TASK STATEMENT:
From the entries that follow, list every line in which the string "olive" appears.

SUPPLIED ENTRIES:
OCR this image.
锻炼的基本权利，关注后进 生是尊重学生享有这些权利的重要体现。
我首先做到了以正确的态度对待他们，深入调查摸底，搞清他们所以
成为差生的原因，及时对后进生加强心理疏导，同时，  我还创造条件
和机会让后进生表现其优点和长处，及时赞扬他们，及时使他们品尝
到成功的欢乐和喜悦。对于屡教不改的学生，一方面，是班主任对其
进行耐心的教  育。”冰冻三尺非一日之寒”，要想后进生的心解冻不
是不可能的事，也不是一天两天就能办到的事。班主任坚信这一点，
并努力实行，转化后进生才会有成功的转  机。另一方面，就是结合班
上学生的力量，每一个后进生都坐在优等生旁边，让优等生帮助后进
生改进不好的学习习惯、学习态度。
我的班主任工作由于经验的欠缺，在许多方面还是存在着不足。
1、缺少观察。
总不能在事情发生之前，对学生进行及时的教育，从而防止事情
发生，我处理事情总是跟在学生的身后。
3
---
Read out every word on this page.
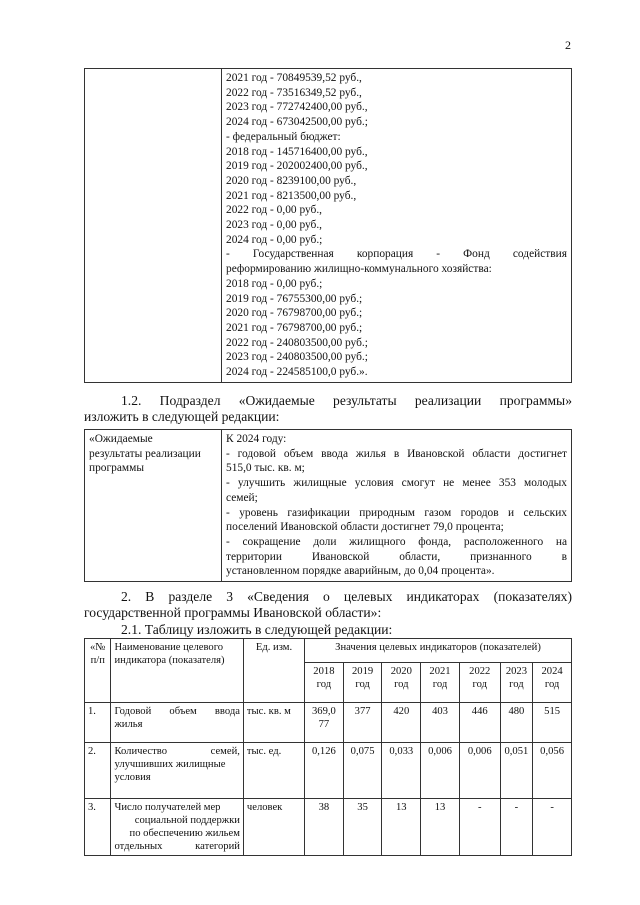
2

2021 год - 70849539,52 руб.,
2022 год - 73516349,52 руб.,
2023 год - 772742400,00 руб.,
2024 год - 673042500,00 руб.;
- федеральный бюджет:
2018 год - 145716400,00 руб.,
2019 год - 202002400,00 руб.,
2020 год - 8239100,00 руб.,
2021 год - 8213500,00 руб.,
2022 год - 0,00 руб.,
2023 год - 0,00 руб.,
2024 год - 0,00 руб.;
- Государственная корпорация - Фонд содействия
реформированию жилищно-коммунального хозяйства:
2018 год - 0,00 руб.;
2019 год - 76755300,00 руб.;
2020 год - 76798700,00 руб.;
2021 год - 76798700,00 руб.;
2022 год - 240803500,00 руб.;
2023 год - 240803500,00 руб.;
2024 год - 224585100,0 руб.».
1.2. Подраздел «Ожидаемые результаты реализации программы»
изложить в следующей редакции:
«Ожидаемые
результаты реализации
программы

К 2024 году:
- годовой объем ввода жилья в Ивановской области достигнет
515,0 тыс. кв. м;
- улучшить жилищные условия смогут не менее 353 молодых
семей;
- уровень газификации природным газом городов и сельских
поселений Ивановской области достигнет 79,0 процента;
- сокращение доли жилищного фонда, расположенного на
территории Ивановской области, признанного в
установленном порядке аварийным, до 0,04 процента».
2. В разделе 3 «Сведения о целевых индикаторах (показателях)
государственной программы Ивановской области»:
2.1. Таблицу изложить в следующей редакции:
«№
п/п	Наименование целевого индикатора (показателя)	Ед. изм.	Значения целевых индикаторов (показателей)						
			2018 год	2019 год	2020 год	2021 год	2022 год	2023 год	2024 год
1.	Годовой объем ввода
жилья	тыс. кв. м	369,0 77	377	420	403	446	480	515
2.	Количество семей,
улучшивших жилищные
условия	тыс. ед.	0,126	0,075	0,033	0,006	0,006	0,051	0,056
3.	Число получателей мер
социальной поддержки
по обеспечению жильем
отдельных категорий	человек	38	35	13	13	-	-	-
---
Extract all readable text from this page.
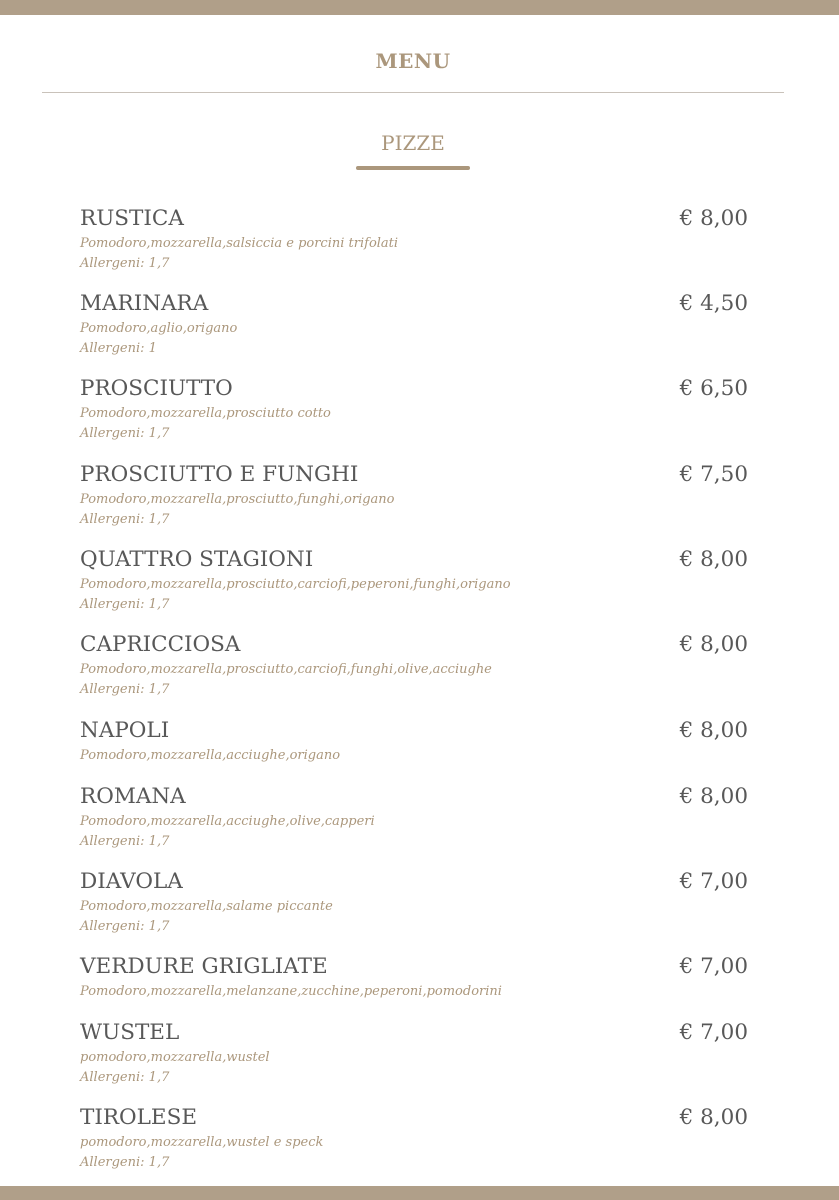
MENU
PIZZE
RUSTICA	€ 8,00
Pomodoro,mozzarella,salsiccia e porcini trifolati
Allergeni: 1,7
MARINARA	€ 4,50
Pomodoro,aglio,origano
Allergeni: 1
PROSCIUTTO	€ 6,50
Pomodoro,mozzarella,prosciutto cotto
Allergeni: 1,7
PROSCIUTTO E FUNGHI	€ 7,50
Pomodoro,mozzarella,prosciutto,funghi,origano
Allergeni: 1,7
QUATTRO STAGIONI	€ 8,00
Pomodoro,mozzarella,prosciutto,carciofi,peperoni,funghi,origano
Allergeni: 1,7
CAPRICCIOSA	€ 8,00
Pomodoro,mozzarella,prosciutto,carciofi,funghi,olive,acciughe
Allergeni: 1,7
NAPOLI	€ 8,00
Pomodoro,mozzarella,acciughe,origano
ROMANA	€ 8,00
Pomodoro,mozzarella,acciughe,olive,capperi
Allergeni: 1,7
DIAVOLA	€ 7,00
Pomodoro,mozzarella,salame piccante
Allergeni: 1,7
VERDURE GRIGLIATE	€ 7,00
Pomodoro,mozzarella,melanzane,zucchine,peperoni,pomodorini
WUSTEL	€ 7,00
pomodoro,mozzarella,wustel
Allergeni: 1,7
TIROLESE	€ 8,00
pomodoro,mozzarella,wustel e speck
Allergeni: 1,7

ANSWER TO THIS PROBLEM:
Pomodoro,mozzarella,prosciutto,carciofi,funghi,olive,acciughe
Pomodoro,mozzarella,acciughe,olive,capperi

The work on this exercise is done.